● STORED ROWS:
+++++
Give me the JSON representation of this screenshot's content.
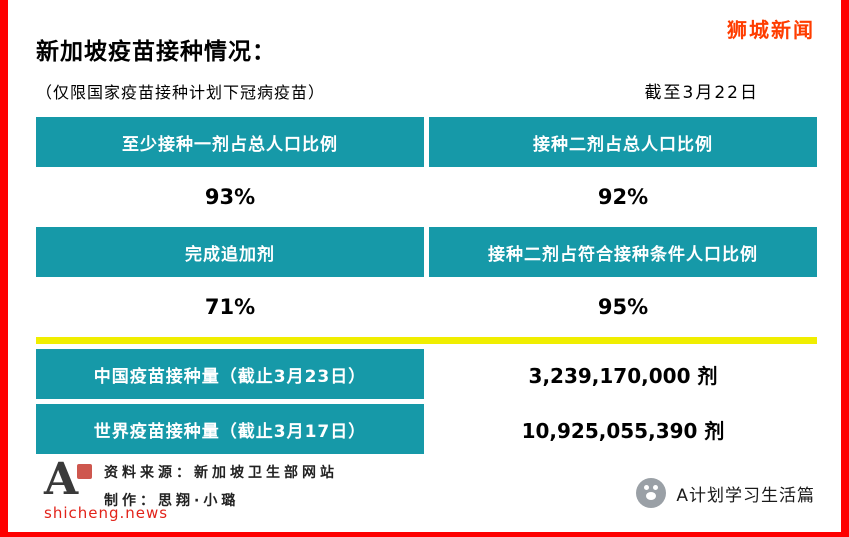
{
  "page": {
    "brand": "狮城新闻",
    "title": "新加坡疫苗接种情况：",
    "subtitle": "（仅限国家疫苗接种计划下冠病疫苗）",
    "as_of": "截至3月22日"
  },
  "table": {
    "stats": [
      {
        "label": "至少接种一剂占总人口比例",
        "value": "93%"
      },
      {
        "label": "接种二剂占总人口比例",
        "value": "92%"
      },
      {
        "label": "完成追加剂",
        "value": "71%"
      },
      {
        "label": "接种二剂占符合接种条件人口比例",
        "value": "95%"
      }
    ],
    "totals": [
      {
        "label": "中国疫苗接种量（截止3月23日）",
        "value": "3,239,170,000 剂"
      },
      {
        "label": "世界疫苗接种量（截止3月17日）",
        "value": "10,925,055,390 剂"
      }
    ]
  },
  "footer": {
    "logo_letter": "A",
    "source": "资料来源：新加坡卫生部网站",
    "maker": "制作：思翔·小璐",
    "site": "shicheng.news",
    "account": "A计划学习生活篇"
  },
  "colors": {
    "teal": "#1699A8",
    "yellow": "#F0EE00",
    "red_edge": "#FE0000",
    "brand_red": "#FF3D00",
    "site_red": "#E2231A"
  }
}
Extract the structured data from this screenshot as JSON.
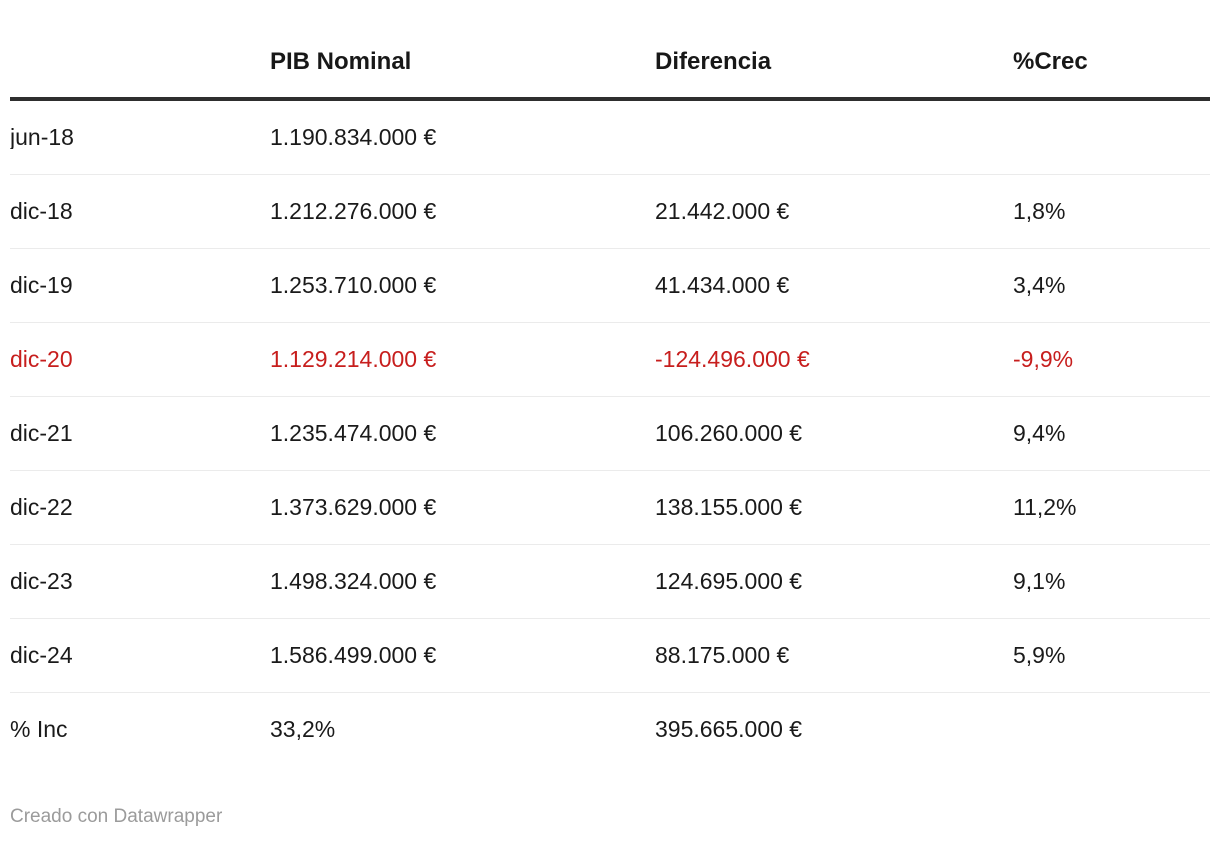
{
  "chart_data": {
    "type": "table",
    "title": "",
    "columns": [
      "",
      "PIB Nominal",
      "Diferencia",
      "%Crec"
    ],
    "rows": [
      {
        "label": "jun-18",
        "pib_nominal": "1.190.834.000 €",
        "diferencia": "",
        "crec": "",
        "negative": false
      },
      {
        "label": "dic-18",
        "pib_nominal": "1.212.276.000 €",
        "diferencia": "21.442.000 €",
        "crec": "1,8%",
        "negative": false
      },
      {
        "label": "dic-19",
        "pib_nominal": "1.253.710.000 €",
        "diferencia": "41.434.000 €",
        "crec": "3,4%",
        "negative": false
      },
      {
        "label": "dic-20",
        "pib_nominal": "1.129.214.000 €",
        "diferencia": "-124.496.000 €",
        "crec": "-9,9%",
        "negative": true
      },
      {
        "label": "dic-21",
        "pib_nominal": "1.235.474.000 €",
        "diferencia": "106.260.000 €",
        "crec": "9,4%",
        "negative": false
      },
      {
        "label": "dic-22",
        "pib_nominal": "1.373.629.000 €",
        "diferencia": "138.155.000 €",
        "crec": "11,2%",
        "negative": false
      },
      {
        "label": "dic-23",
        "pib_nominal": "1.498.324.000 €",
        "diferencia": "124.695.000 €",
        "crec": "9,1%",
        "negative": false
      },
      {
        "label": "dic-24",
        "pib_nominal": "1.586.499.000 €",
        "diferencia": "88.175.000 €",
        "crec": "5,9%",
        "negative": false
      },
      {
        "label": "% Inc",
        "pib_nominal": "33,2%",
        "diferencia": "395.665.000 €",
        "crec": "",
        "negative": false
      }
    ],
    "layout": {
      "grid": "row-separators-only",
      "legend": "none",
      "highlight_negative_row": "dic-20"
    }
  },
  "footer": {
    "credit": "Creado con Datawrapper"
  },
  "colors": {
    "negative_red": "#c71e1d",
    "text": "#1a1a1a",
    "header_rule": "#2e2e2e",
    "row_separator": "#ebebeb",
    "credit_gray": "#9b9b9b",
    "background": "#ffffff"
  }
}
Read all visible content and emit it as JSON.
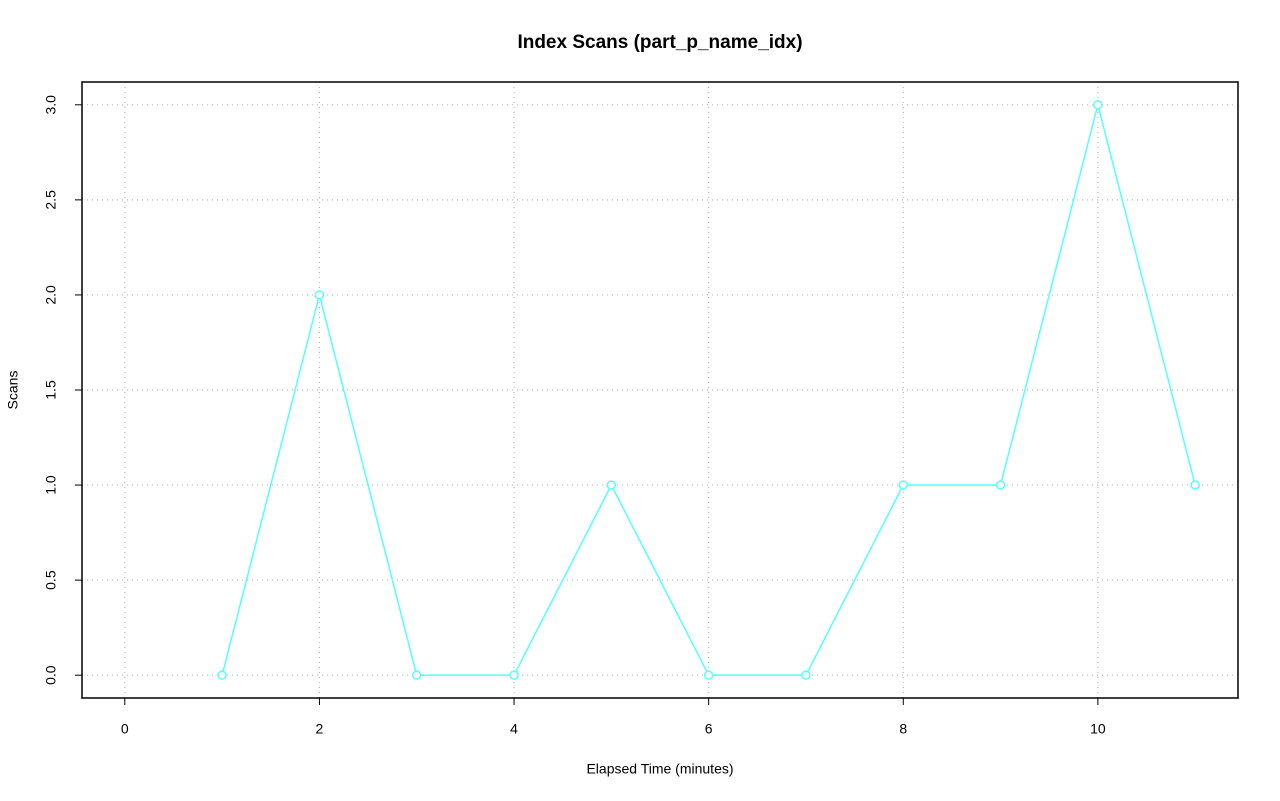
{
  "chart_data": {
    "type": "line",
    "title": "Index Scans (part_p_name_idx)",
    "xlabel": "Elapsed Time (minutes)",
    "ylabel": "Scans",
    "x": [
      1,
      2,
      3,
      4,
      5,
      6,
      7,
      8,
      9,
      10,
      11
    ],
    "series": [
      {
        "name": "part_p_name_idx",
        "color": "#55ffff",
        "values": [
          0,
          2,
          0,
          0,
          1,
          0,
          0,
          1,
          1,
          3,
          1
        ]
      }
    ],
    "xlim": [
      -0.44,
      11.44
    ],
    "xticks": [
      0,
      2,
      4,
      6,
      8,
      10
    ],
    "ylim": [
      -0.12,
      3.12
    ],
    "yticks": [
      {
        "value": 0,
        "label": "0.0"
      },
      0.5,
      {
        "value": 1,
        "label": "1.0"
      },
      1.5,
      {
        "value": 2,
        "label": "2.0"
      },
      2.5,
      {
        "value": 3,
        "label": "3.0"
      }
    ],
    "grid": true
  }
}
+++++
Word for word, quote the lines above. Omit the pictures.

● WRITTEN RESPONSE:
Give me the JSON representation of this screenshot's content.
{
  "page": {
    "brand": "狮城新闻",
    "title": "新加坡疫苗接种情况：",
    "subtitle": "（仅限国家疫苗接种计划下冠病疫苗）",
    "as_of": "截至3月22日"
  },
  "table": {
    "stats": [
      {
        "label": "至少接种一剂占总人口比例",
        "value": "93%"
      },
      {
        "label": "接种二剂占总人口比例",
        "value": "92%"
      },
      {
        "label": "完成追加剂",
        "value": "71%"
      },
      {
        "label": "接种二剂占符合接种条件人口比例",
        "value": "95%"
      }
    ],
    "totals": [
      {
        "label": "中国疫苗接种量（截止3月23日）",
        "value": "3,239,170,000 剂"
      },
      {
        "label": "世界疫苗接种量（截止3月17日）",
        "value": "10,925,055,390 剂"
      }
    ]
  },
  "footer": {
    "logo_letter": "A",
    "source": "资料来源：新加坡卫生部网站",
    "maker": "制作：思翔·小璐",
    "site": "shicheng.news",
    "account": "A计划学习生活篇"
  },
  "colors": {
    "teal": "#1699A8",
    "yellow": "#F0EE00",
    "red_edge": "#FE0000",
    "brand_red": "#FF3D00",
    "site_red": "#E2231A"
  }
}
Extract the structured data from this screenshot as JSON.
{
  "chart_data": {
    "type": "table",
    "title": "",
    "columns": [
      "",
      "PIB Nominal",
      "Diferencia",
      "%Crec"
    ],
    "rows": [
      {
        "label": "jun-18",
        "pib_nominal": "1.190.834.000 €",
        "diferencia": "",
        "crec": "",
        "negative": false
      },
      {
        "label": "dic-18",
        "pib_nominal": "1.212.276.000 €",
        "diferencia": "21.442.000 €",
        "crec": "1,8%",
        "negative": false
      },
      {
        "label": "dic-19",
        "pib_nominal": "1.253.710.000 €",
        "diferencia": "41.434.000 €",
        "crec": "3,4%",
        "negative": false
      },
      {
        "label": "dic-20",
        "pib_nominal": "1.129.214.000 €",
        "diferencia": "-124.496.000 €",
        "crec": "-9,9%",
        "negative": true
      },
      {
        "label": "dic-21",
        "pib_nominal": "1.235.474.000 €",
        "diferencia": "106.260.000 €",
        "crec": "9,4%",
        "negative": false
      },
      {
        "label": "dic-22",
        "pib_nominal": "1.373.629.000 €",
        "diferencia": "138.155.000 €",
        "crec": "11,2%",
        "negative": false
      },
      {
        "label": "dic-23",
        "pib_nominal": "1.498.324.000 €",
        "diferencia": "124.695.000 €",
        "crec": "9,1%",
        "negative": false
      },
      {
        "label": "dic-24",
        "pib_nominal": "1.586.499.000 €",
        "diferencia": "88.175.000 €",
        "crec": "5,9%",
        "negative": false
      },
      {
        "label": "% Inc",
        "pib_nominal": "33,2%",
        "diferencia": "395.665.000 €",
        "crec": "",
        "negative": false
      }
    ],
    "layout": {
      "grid": "row-separators-only",
      "legend": "none",
      "highlight_negative_row": "dic-20"
    }
  },
  "footer": {
    "credit": "Creado con Datawrapper"
  },
  "colors": {
    "negative_red": "#c71e1d",
    "text": "#1a1a1a",
    "header_rule": "#2e2e2e",
    "row_separator": "#ebebeb",
    "credit_gray": "#9b9b9b",
    "background": "#ffffff"
  }
}
Read all visible content and emit it as JSON.
{
  "chart_data": {
    "type": "line",
    "title": "Index Scans (part_p_name_idx)",
    "xlabel": "Elapsed Time (minutes)",
    "ylabel": "Scans",
    "x": [
      1,
      2,
      3,
      4,
      5,
      6,
      7,
      8,
      9,
      10,
      11
    ],
    "series": [
      {
        "name": "part_p_name_idx",
        "color": "#55ffff",
        "values": [
          0,
          2,
          0,
          0,
          1,
          0,
          0,
          1,
          1,
          3,
          1
        ]
      }
    ],
    "xlim": [
      -0.44,
      11.44
    ],
    "xticks": [
      0,
      2,
      4,
      6,
      8,
      10
    ],
    "ylim": [
      -0.12,
      3.12
    ],
    "yticks": [
      {
        "value": 0,
        "label": "0.0"
      },
      0.5,
      {
        "value": 1,
        "label": "1.0"
      },
      1.5,
      {
        "value": 2,
        "label": "2.0"
      },
      2.5,
      {
        "value": 3,
        "label": "3.0"
      }
    ],
    "grid": true
  }
}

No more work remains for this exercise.